Data supplied =>
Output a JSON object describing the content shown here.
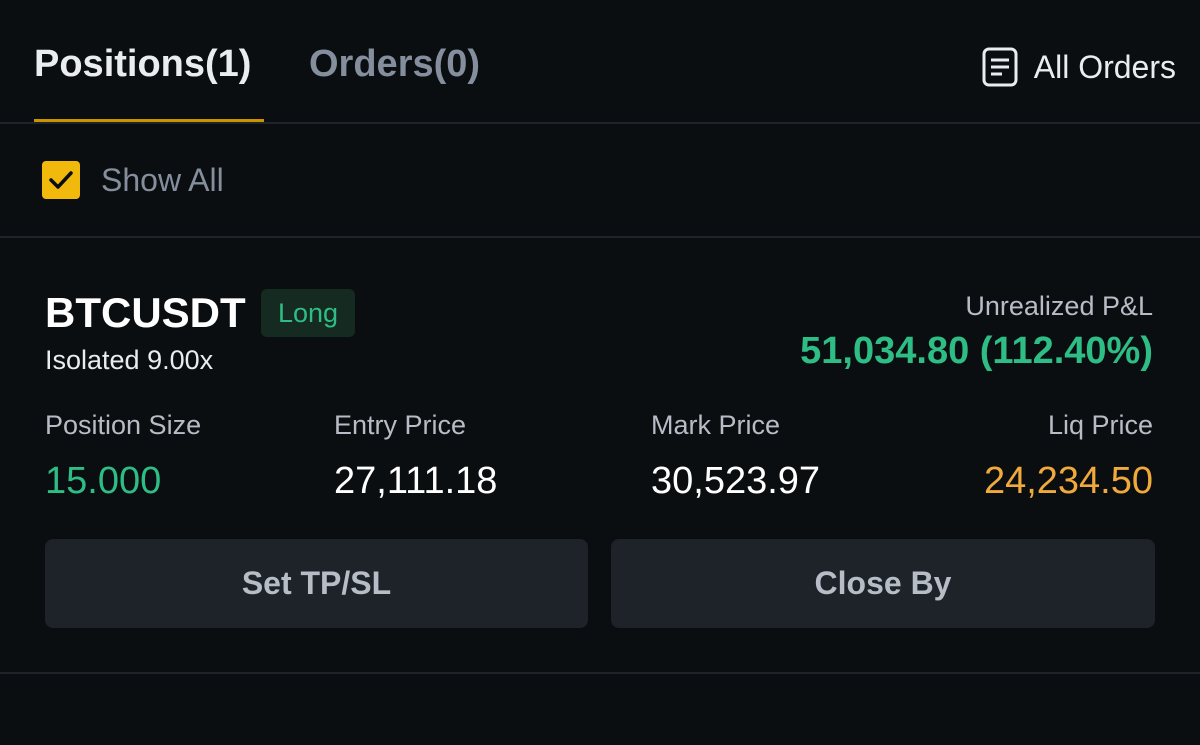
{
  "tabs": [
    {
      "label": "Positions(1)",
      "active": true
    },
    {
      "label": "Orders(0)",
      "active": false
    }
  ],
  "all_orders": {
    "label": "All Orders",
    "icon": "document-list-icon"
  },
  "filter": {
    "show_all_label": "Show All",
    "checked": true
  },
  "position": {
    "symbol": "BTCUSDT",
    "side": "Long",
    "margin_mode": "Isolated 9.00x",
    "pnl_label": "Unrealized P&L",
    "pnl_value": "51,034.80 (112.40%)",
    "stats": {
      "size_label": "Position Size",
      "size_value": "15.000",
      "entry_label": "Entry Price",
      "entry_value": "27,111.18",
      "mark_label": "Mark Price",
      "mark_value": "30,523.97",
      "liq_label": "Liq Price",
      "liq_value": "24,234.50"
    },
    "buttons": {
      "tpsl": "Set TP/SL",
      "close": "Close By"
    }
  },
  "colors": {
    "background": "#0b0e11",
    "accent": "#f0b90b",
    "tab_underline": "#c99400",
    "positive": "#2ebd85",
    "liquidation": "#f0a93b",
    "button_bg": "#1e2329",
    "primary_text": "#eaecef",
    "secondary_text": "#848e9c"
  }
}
* * *
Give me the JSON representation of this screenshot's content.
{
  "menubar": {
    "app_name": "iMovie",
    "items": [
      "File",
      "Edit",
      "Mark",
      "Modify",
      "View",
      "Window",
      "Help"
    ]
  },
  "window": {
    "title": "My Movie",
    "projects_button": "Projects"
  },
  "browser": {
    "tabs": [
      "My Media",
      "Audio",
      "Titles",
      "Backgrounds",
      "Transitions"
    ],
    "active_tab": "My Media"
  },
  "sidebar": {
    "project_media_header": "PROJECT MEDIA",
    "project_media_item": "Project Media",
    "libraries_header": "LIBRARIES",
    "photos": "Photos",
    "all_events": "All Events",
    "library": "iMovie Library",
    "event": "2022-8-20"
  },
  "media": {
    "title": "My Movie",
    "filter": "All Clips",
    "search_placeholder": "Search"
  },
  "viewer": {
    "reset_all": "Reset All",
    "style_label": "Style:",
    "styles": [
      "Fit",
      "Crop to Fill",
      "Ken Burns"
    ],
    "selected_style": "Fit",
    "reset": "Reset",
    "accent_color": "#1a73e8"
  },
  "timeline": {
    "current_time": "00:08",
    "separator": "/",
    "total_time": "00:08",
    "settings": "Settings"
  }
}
---
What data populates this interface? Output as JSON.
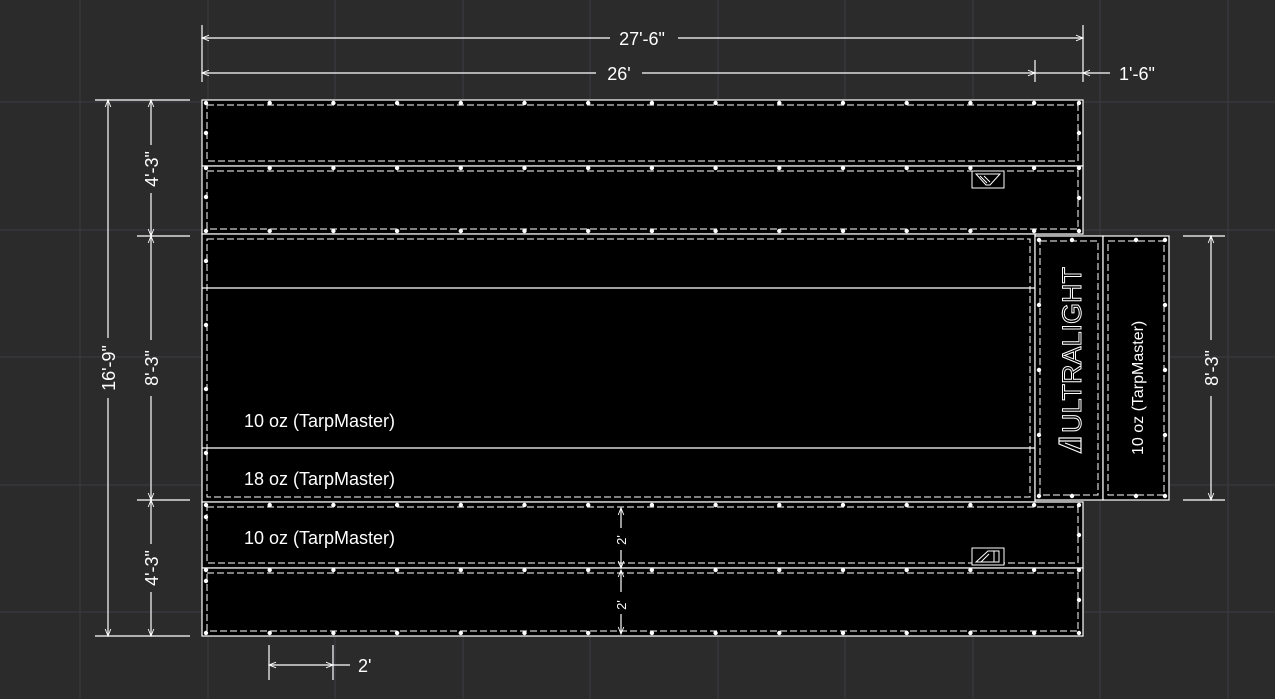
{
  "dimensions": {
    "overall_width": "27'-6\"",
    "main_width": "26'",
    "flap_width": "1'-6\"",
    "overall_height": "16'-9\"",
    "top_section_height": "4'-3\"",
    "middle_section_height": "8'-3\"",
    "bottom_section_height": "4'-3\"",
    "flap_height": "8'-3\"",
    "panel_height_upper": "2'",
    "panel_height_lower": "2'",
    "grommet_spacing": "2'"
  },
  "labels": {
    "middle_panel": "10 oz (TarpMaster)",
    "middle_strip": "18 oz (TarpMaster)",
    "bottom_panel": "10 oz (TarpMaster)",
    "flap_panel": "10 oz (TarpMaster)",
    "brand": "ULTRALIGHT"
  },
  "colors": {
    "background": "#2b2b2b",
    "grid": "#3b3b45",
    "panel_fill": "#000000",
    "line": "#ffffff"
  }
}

What you are asked to do =>
Look through the material and say how many lines hold "Price". Give the number only.

Finished exercise =>
3